» **Instructions for the task**: Each record below should appear again exactly as written.

» **Data**:
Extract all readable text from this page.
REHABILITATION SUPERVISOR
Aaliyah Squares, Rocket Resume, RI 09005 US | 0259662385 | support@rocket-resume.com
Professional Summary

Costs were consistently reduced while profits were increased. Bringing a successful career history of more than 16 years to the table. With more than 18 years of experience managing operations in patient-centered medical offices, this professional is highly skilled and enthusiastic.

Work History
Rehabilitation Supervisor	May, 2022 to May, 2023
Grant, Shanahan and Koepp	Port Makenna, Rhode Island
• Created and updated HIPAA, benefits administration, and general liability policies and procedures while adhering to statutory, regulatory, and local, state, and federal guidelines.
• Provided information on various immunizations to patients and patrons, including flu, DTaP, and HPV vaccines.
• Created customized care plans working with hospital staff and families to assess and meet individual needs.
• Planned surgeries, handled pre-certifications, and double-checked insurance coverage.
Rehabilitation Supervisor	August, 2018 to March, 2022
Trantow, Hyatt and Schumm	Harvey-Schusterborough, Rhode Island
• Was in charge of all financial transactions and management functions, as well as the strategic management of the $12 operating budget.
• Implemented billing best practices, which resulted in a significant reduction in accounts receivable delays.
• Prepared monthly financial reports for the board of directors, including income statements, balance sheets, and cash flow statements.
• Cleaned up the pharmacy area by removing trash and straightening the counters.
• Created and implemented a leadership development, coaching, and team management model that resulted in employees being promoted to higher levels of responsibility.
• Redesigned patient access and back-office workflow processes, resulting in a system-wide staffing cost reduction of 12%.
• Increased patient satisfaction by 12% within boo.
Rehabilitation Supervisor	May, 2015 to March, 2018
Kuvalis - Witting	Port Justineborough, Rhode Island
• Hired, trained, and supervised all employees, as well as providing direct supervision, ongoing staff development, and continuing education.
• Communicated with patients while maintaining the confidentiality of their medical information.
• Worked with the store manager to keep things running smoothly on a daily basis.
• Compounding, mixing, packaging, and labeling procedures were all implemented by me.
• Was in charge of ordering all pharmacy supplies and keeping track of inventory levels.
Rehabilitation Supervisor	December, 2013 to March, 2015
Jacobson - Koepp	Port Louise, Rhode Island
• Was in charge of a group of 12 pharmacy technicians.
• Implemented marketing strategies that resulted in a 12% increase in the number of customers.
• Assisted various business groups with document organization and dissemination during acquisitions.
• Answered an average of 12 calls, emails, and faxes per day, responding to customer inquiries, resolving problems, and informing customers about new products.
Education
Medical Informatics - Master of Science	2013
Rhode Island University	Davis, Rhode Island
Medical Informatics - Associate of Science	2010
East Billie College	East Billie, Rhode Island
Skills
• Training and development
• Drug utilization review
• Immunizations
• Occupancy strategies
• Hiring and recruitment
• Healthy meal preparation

» **Answer to this problem**:
Extract all readable text from this page.
REHABILITATION SUPERVISOR
Aaliyah Squares, Rocket Resume, RI 09005 US | 0259662385 | support@rocket-resume.com
Professional Summary

Costs were consistently reduced while profits were increased. Bringing a successful career history of more than 16 years to the table. With more than 18 years of experience managing operations in patient-centered medical offices, this professional is highly skilled and enthusiastic.

Work History
Rehabilitation Supervisor	May, 2022 to May, 2023
Grant, Shanahan and Koepp	Port Makenna, Rhode Island
• Created and updated HIPAA, benefits administration, and general liability policies and procedures while adhering to statutory, regulatory, and local, state, and federal guidelines.
• Provided information on various immunizations to patients and patrons, including flu, DTaP, and HPV vaccines.
• Created customized care plans working with hospital staff and families to assess and meet individual needs.
• Planned surgeries, handled pre-certifications, and double-checked insurance coverage.
Rehabilitation Supervisor	August, 2018 to March, 2022
Trantow, Hyatt and Schumm	Harvey-Schusterborough, Rhode Island
• Was in charge of all financial transactions and management functions, as well as the strategic management of the $12 operating budget.
• Implemented billing best practices, which resulted in a significant reduction in accounts receivable delays.
• Prepared monthly financial reports for the board of directors, including income statements, balance sheets, and cash flow statements.
• Cleaned up the pharmacy area by removing trash and straightening the counters.
• Created and implemented a leadership development, coaching, and team management model that resulted in employees being promoted to higher levels of responsibility.
• Redesigned patient access and back-office workflow processes, resulting in a system-wide staffing cost reduction of 12%.
• Increased patient satisfaction by 12% within boo.
Rehabilitation Supervisor	May, 2015 to March, 2018
Kuvalis - Witting	Port Justineborough, Rhode Island
• Hired, trained, and supervised all employees, as well as providing direct supervision, ongoing staff development, and continuing education.
• Communicated with patients while maintaining the confidentiality of their medical information.
• Worked with the store manager to keep things running smoothly on a daily basis.
• Compounding, mixing, packaging, and labeling procedures were all implemented by me.
• Was in charge of ordering all pharmacy supplies and keeping track of inventory levels.
Rehabilitation Supervisor	December, 2013 to March, 2015
Jacobson - Koepp	Port Louise, Rhode Island
• Was in charge of a group of 12 pharmacy technicians.
• Implemented marketing strategies that resulted in a 12% increase in the number of customers.
• Assisted various business groups with document organization and dissemination during acquisitions.
• Answered an average of 12 calls, emails, and faxes per day, responding to customer inquiries, resolving problems, and informing customers about new products.
Education
Medical Informatics - Master of Science	2013
Rhode Island University	Davis, Rhode Island
Medical Informatics - Associate of Science	2010
East Billie College	East Billie, Rhode Island
Skills
• Training and development
• Drug utilization review
• Immunizations
• Occupancy strategies
• Hiring and recruitment
• Healthy meal preparation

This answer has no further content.